**** Given text ****
In December 2017 Lichess began hosting a monthly Lichess Titled Arena with cash prizes for titled players, featuring some of the best players in the world playing bullet chess. Magnus Carlsen won the first titled arena, and has regularly competed and won events since then. Later editions have featured blitz chess as well, and some events were played as Chess 960 events with randomized starting positions for each game.

As of February 2022, Carlsen has a record 17 victories in titled arenas, followed by Alireza Firouzja with 13 victories. Other participants in past editions include Fabiano Caruana, Maxime Vachier-Lagrave, Vladimir Fedoseev, Vladislav Artemiev, Alexander Grischuk, and Anish Giri.

=== Saint Louis Chess Club ===
The Saint Louis Chess Club (SLCC) regularly hosted events on Lichess with large prize funds, attracting the world's best players to compete until Lichess terminated the relationship in 2023.

In May 2020, the SLCC hosted the Clutch Chess: USA on Lichess, a four-player knock-out event with $100,000 in prizes. The participants were Fabiano Caruana, Wesley So, Leinier Domínguez, and Hikaru Nakamura. The event was won by So, beating Caruana on tiebreaks in the final (more wins in clutch games) after a final score of 9–9.

In June 2020, the SLCC hosted the Clutch Chess: International on Lichess, an eight-player invitational knock-out tournament with a prize fund of $265,000, which at the time was the largest prize fund ever offered for an online chess event. The participants were Magnus Carlsen, Maxime Vachier-Lagrave, Leinier Domínguez, Alexander Grischuk, Levon Aronian, Fabiano Caruana, Wesley So, and Jeffery Xiong. Carlsen won the event, beating Caruana 9.5–8.5 in the finals.

In September 2020, the SLCC hosted the 2020 Champions Showdown: Chess 9LX on Lichess, a Chess 960 invitational rapid tournament with a prize fund of $150,000. The participants of this event were Magnus Carlsen, Garry Kasparov, Fabiano Caruana, Hikaru Nakamura, Wesley So, Levon Aronian, Maxime Vachier-Lagrave, Alireza Firouzja, Leinier Domínguez and Peter Svidler. The event was jointly won by Carlsen and Nakamura, both scoring 6/9.

Later in September 2020, the SLCC hosted the 2020 Saint Louis Rapid and Blitz on Lichess, a combined rapid and blitz event with a prize fund of $250,000. The ten invited participants included Carlsen, Nakamura and So. Carlsen and So were the joint overall winners with 24 points, with So winning the three-day rapid phase with 13 points, while Carlsen and Nakamura shared first in the two-day blitz phase with 12 points each.
**** Recorded data ****
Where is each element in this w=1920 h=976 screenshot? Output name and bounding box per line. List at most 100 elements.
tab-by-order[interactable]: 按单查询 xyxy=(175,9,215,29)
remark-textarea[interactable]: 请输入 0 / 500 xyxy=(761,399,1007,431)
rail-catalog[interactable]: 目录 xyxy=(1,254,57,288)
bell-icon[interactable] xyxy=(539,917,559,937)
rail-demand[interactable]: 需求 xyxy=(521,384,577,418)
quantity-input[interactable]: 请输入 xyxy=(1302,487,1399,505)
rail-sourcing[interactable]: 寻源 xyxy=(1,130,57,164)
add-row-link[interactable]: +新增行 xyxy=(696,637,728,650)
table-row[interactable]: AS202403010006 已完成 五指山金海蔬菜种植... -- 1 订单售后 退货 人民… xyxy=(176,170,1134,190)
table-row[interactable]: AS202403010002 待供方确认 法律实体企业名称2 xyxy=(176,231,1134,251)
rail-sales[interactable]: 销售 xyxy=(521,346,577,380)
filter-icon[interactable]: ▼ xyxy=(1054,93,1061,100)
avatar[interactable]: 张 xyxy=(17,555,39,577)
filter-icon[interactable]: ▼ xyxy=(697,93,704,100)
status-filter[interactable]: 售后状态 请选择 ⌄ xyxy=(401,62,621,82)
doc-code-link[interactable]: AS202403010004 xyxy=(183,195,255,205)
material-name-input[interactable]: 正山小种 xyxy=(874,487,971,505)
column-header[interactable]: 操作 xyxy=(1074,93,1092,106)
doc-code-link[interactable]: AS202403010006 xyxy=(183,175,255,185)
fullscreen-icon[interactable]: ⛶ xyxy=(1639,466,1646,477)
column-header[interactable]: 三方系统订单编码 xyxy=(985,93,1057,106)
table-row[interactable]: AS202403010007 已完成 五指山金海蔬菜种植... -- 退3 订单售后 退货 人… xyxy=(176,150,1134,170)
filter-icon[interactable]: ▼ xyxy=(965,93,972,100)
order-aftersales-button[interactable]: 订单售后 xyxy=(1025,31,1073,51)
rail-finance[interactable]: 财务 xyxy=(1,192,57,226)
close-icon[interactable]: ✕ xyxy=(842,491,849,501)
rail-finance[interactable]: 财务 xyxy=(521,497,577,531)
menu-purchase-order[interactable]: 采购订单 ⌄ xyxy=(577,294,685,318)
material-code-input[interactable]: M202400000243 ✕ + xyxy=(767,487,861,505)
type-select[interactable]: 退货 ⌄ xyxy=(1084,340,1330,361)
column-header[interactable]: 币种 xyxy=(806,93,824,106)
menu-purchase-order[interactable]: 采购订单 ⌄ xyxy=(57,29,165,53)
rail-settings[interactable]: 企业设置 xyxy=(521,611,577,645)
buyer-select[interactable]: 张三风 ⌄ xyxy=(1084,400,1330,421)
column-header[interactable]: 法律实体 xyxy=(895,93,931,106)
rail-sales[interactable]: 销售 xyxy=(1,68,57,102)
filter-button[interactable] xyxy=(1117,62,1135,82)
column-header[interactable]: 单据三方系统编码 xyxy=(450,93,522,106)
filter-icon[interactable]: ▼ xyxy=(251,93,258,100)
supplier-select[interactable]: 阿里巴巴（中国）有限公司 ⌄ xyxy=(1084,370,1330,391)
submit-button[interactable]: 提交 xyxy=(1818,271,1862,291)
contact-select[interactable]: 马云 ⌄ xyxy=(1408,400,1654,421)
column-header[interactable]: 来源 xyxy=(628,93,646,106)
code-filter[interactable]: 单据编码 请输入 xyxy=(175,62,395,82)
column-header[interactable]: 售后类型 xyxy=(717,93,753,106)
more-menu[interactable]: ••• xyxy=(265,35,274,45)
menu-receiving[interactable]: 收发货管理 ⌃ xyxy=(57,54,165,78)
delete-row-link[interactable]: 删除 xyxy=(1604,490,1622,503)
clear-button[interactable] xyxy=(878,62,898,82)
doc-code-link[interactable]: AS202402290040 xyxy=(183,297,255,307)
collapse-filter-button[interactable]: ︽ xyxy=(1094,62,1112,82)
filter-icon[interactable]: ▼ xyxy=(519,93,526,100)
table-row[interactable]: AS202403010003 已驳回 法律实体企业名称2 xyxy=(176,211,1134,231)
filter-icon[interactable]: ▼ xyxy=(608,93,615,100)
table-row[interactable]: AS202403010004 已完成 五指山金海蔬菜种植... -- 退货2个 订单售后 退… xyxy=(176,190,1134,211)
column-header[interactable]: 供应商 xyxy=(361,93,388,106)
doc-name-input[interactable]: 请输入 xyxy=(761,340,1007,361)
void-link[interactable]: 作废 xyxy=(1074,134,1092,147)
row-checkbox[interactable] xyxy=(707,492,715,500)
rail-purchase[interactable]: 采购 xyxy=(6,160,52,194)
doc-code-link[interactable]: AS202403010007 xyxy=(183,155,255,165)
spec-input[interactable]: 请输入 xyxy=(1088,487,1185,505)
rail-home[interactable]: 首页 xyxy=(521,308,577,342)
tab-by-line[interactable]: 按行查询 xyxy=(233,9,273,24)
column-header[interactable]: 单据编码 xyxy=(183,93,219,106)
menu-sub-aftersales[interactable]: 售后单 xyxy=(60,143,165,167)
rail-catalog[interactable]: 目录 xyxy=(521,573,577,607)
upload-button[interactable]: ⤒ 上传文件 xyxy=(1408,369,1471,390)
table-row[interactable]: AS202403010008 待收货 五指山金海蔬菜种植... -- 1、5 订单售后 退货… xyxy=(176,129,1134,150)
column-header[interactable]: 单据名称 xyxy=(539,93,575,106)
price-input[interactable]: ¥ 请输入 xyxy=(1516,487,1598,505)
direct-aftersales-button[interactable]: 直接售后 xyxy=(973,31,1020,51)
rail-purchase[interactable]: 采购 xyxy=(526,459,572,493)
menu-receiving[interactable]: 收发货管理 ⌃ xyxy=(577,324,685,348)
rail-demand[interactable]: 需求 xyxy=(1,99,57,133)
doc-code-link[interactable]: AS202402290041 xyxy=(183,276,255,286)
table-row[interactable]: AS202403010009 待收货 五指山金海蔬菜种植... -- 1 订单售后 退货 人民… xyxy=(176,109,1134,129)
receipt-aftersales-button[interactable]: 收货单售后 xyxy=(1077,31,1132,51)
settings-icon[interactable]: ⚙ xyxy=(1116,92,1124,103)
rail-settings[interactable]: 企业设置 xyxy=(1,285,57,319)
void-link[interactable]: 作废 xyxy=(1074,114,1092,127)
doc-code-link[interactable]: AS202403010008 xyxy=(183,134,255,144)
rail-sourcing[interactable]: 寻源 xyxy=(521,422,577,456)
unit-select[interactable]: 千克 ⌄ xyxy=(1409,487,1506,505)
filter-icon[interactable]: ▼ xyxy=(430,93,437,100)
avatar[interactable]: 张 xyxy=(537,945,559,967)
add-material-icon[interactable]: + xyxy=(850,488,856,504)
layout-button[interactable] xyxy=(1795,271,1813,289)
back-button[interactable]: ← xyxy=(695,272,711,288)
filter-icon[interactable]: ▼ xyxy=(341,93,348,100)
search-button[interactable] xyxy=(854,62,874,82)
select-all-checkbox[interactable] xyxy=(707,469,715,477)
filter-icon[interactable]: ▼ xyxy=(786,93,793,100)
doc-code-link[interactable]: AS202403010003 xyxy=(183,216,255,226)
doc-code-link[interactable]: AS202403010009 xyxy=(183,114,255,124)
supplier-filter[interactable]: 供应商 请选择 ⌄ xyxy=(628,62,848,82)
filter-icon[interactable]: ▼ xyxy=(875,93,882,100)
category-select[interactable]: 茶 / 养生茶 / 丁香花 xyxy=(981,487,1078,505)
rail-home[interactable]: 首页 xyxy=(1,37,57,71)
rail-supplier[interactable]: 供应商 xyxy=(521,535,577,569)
****
Write the next part of the text about chess events on Lichess, picking up after its last sentence. These records were taken from a different source than the text.

→ The answer:
In August 2023, an article was published on the Lichess website, stating "Lichess will no longer cooperate with the US Chess Federation and the Saint Louis Chess Club". The article included previously unpublished details of sexual misconduct allegations against two US grandmasters, and criticized the handling of it by both organizations. In June 2025, Lichess announced via a blog post that it "has resumed cooperation with Saint Louis Chess Club after positive changes, but will maintain its boycott on the US Chess Federation".

=== Miscellaneous ===
In April 2020, Magnus Carlsen and Alireza Firouzja played a bullet match on Lichess, with the winner of the overall match being the first player to reach 100 wins. After 194 games Firouzja won the match 103.5–90.5 (100 wins, 7 draws and 87 losses).

In May 2020, Lichess hosted the Play for Russia charity event, to raise money for hospitals and health workers fighting the COVID-19 pandemic. The event raised 24,670,000 roubles ($335,000) and was won by Alexander Grischuk, beating Evgeny Tomashevsky in the finals. Other participants included Vladimir Kramnik, Ian Nepomniachtchi, Sergey Karjakin, and Peter Svidler.

In the same month, several chess players (including Sebastien Feller) hosted a charity event on Lichess to raise money for the Mercy hospital in Metz, France, in the fight against COVID-19.

In August 2020, the Qatar Chess Federation hosted the Katara International Bullet Tournament on Lichess, with a prize fund of $10,000. The event was won by Magnus Carlsen, beating Daniel Naroditsky in the finals. The 2021 edition with a prize fund of $12,800 was won by Vladislav Artemiev; in the finals, he beat Andrew Tang, who had knocked out Magnus Carlsen in the semifinals.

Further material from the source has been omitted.